• **Job**
Examine each line of the data. Copy those that contain the string "主要原因是创建全国法治政府建设示范区增加了经费以及人员工资调整从而增加了相应的基本支出".

• **Input records**
________________________
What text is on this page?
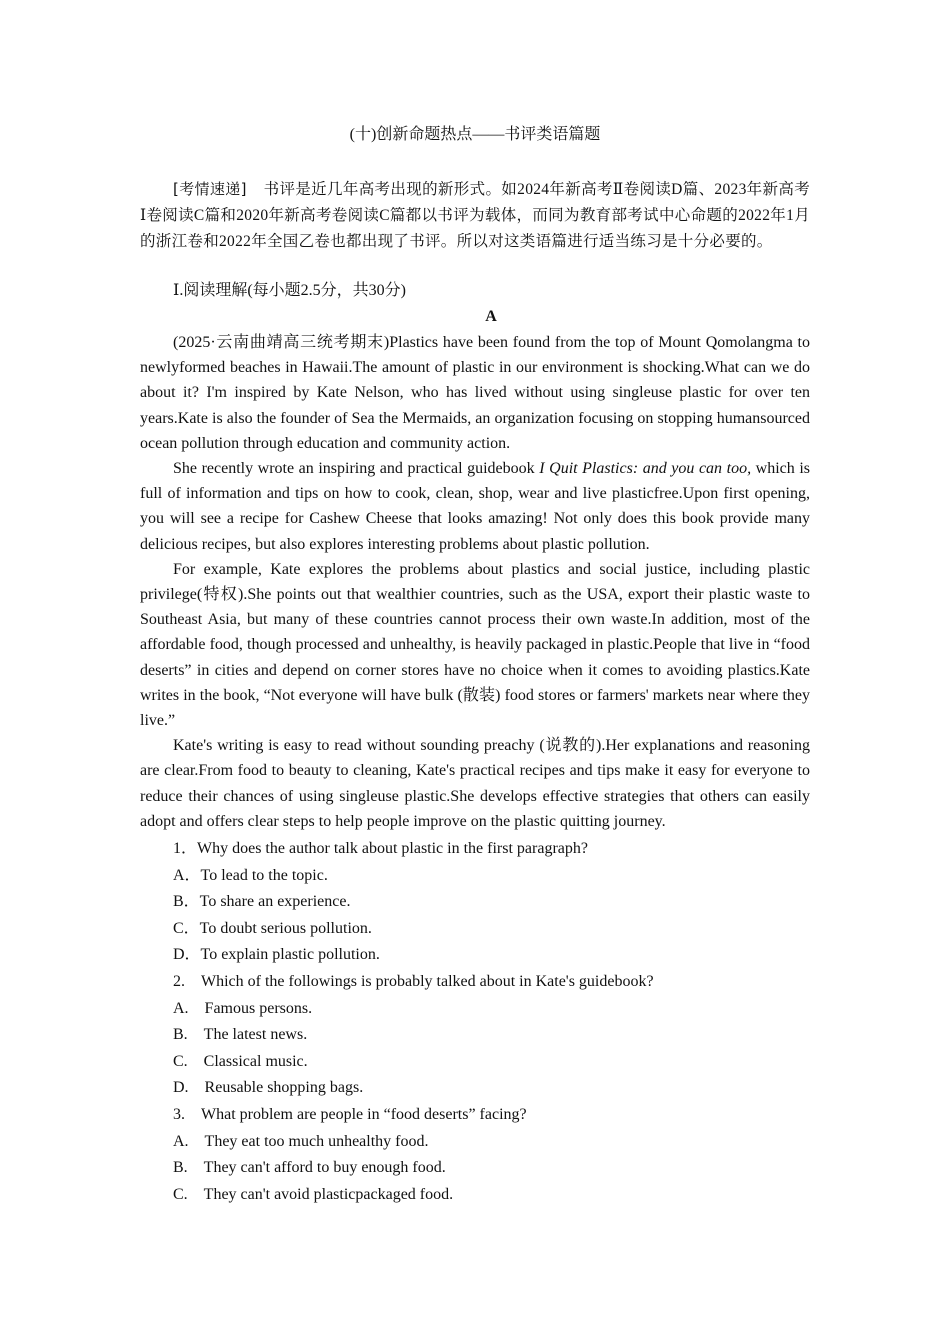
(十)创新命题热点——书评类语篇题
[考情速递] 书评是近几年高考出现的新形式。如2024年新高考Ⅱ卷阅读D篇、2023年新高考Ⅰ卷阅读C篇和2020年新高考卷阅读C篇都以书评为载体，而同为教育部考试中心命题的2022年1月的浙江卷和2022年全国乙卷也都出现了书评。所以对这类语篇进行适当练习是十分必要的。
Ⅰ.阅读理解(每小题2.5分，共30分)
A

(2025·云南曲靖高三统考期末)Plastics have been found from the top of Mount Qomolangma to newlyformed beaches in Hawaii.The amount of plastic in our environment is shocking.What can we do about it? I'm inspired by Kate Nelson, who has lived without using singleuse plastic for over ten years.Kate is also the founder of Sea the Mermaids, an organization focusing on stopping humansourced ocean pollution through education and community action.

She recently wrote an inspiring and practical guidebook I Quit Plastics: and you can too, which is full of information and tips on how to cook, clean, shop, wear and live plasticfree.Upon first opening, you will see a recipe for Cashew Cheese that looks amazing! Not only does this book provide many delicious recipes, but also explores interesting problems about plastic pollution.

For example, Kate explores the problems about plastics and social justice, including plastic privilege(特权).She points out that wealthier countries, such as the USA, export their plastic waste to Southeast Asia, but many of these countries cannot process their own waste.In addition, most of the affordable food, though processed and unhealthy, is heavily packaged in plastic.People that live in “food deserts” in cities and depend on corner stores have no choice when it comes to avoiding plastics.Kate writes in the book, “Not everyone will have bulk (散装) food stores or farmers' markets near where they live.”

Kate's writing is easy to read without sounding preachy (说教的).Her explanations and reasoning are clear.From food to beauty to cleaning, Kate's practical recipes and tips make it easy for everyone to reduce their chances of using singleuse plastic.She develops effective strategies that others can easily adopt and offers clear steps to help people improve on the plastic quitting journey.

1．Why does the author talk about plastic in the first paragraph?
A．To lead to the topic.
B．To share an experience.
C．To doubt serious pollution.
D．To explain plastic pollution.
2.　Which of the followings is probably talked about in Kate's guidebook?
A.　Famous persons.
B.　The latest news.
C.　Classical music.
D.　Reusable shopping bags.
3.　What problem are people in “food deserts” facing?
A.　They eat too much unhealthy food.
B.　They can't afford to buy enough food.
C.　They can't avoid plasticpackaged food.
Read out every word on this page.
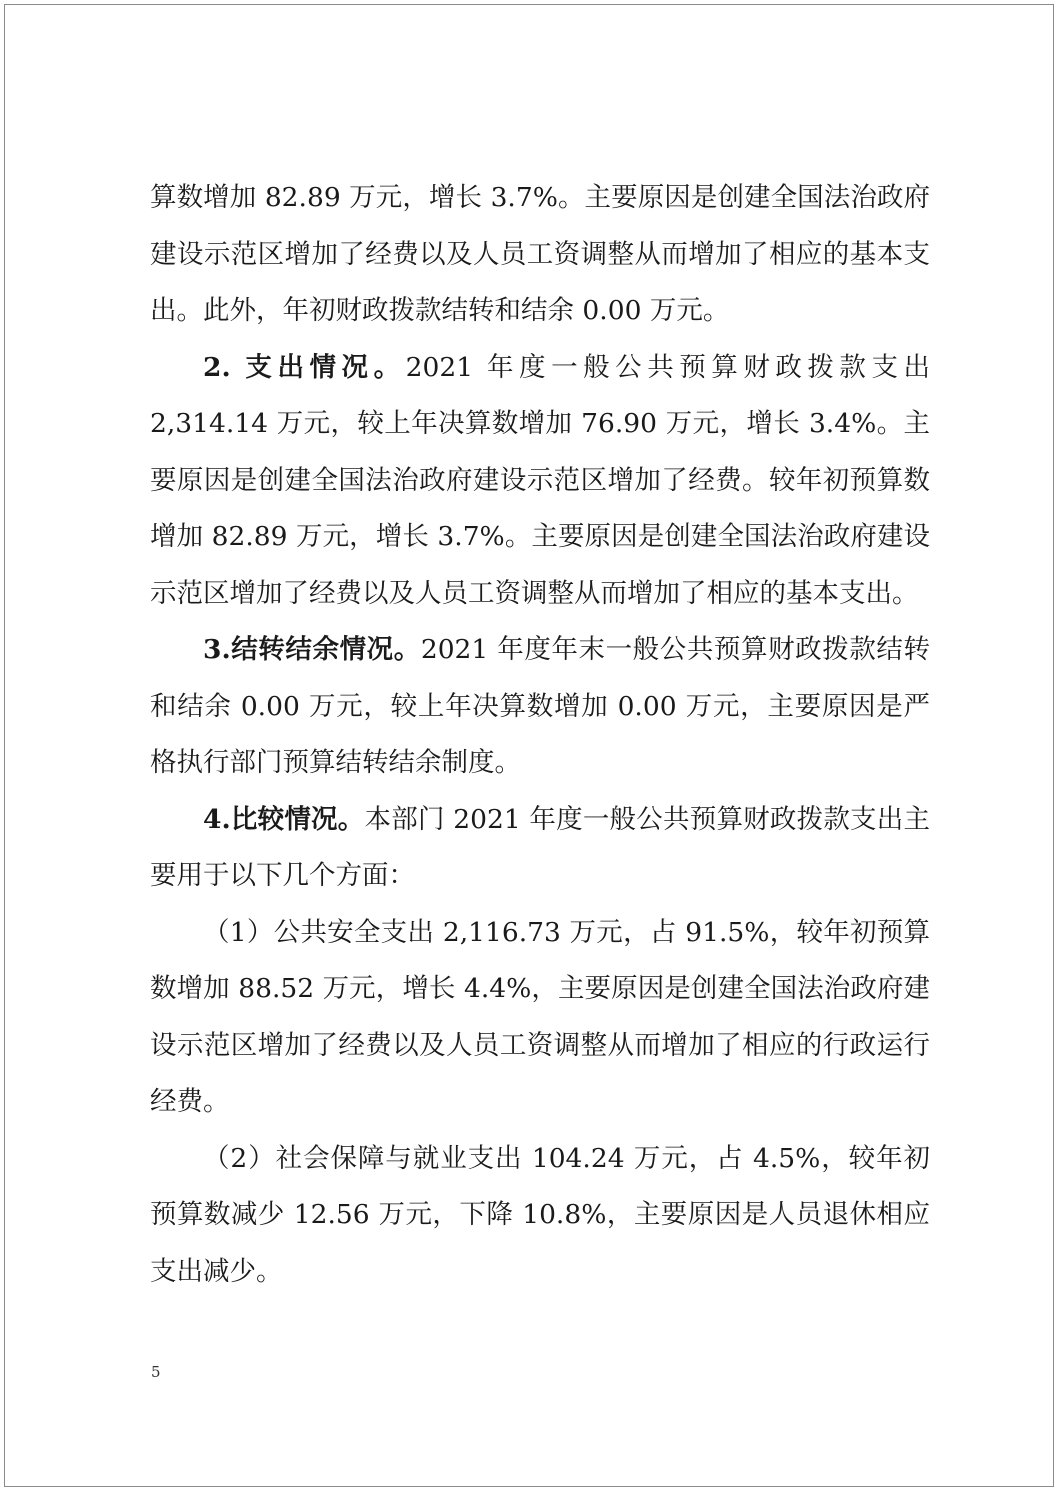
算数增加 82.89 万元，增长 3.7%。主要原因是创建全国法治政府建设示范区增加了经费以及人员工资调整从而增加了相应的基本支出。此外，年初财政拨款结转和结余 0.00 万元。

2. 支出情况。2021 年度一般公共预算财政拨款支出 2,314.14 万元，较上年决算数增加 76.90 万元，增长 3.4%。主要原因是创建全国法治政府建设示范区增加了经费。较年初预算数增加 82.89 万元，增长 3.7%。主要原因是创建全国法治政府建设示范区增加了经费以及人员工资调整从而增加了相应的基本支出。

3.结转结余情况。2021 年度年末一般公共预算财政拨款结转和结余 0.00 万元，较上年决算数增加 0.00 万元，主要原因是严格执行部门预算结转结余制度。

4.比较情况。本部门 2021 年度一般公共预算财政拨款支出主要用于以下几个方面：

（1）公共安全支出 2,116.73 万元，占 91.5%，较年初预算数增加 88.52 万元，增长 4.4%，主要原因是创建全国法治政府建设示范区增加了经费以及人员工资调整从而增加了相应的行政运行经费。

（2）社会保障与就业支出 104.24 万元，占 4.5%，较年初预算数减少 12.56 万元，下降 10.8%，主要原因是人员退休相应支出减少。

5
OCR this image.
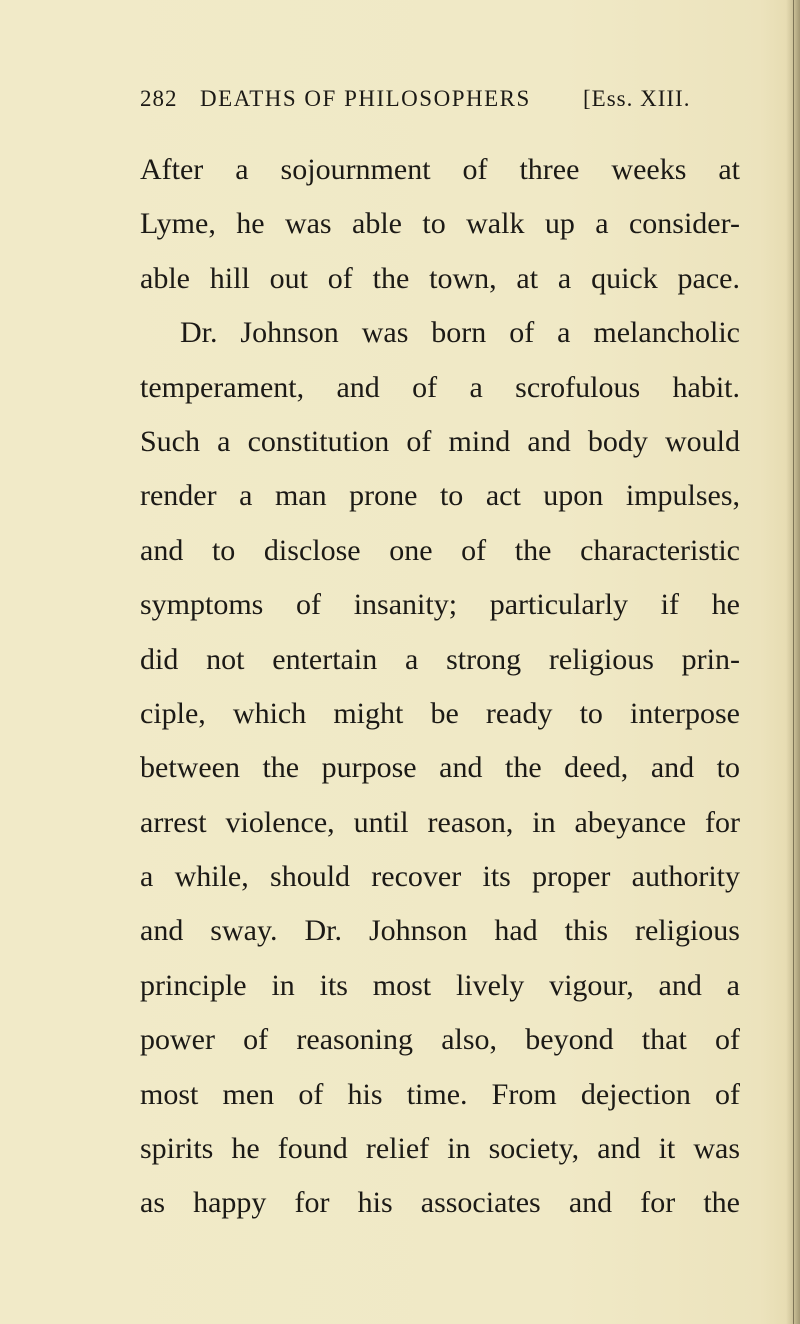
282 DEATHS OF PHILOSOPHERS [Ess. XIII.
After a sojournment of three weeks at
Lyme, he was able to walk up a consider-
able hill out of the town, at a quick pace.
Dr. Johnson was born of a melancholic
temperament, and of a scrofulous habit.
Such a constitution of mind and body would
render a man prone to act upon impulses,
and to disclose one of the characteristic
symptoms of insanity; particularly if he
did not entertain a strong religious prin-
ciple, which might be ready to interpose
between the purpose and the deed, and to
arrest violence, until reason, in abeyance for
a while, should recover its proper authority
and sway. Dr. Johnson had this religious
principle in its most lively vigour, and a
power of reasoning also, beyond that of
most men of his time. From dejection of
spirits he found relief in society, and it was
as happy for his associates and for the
________________________
• **Correct output**
算数增加 82.89 万元，增长 3.7%。主要原因是创建全国法治政府建设示范区增加了经费以及人员工资调整从而增加了相应的基本支出。此外，年初财政拨款结转和结余 0.00 万元。
2. 支出情况。2021 年度一般公共预算财政拨款支出 2,314.14 万元，较上年决算数增加 76.90 万元，增长 3.4%。主要原因是创建全国法治政府建设示范区增加了经费。较年初预算数增加 82.89 万元，增长 3.7%。主要原因是创建全国法治政府建设示范区增加了经费以及人员工资调整从而增加了相应的基本支出。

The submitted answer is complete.